▼▼▼

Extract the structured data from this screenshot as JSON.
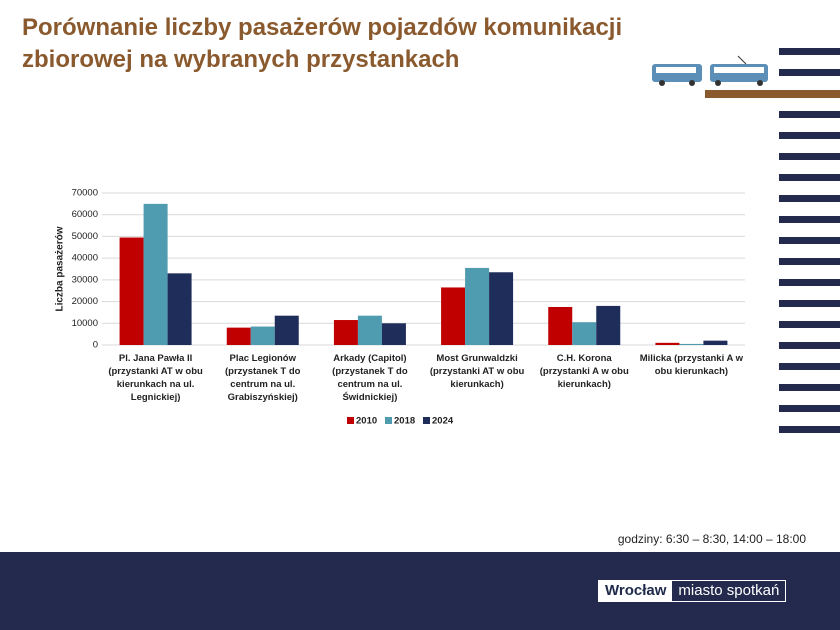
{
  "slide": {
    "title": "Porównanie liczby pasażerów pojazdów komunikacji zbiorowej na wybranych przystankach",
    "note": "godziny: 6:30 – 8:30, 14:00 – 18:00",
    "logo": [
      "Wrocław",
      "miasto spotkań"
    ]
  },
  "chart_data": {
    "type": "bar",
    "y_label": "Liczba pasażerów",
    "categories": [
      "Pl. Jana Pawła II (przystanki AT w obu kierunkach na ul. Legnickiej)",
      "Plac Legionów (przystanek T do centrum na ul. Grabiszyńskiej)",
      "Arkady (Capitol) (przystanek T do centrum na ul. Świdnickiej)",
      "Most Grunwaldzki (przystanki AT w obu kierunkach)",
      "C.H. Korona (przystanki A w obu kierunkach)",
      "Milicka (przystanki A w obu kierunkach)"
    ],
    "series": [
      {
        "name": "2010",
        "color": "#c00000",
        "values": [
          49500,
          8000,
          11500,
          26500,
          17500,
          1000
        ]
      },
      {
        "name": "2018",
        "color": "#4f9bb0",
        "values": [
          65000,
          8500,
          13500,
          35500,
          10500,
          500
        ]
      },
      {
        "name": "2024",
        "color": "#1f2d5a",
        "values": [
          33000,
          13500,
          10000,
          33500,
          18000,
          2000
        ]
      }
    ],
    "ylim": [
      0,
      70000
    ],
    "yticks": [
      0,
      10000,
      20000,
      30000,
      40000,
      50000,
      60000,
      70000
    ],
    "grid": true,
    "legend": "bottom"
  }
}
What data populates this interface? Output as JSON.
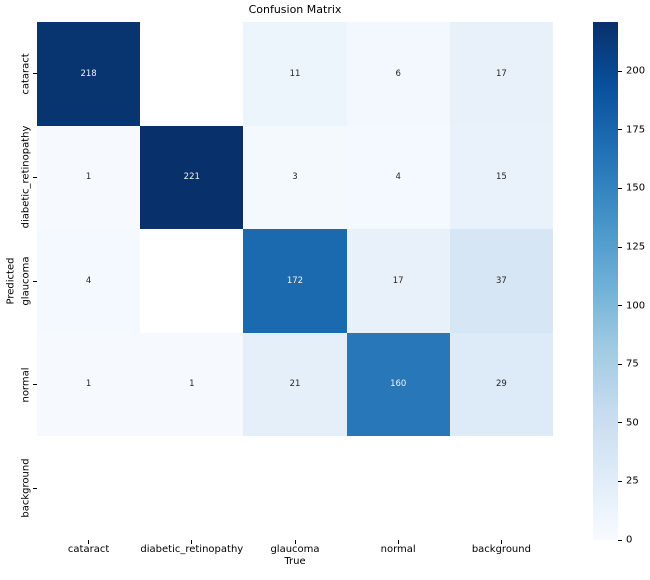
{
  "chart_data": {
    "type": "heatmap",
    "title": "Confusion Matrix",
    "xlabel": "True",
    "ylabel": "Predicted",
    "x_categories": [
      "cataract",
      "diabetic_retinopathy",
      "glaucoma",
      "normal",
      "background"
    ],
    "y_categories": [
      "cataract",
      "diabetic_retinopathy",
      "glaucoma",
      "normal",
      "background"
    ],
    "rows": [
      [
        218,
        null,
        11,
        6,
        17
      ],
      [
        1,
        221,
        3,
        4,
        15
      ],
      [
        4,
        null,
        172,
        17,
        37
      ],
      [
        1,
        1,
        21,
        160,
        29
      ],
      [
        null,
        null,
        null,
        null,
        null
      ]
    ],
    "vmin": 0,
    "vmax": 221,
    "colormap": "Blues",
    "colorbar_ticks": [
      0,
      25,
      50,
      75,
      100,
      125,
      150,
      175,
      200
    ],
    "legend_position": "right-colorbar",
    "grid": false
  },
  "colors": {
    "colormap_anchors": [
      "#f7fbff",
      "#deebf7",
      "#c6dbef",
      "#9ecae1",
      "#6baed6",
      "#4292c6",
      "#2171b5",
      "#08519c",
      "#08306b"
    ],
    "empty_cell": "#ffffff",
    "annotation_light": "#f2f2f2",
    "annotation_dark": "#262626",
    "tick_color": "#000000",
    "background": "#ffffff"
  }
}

▲▲▲

Instruction: Give only the count of lines in which the string "przystanki" appears.

Response to the exercise: 4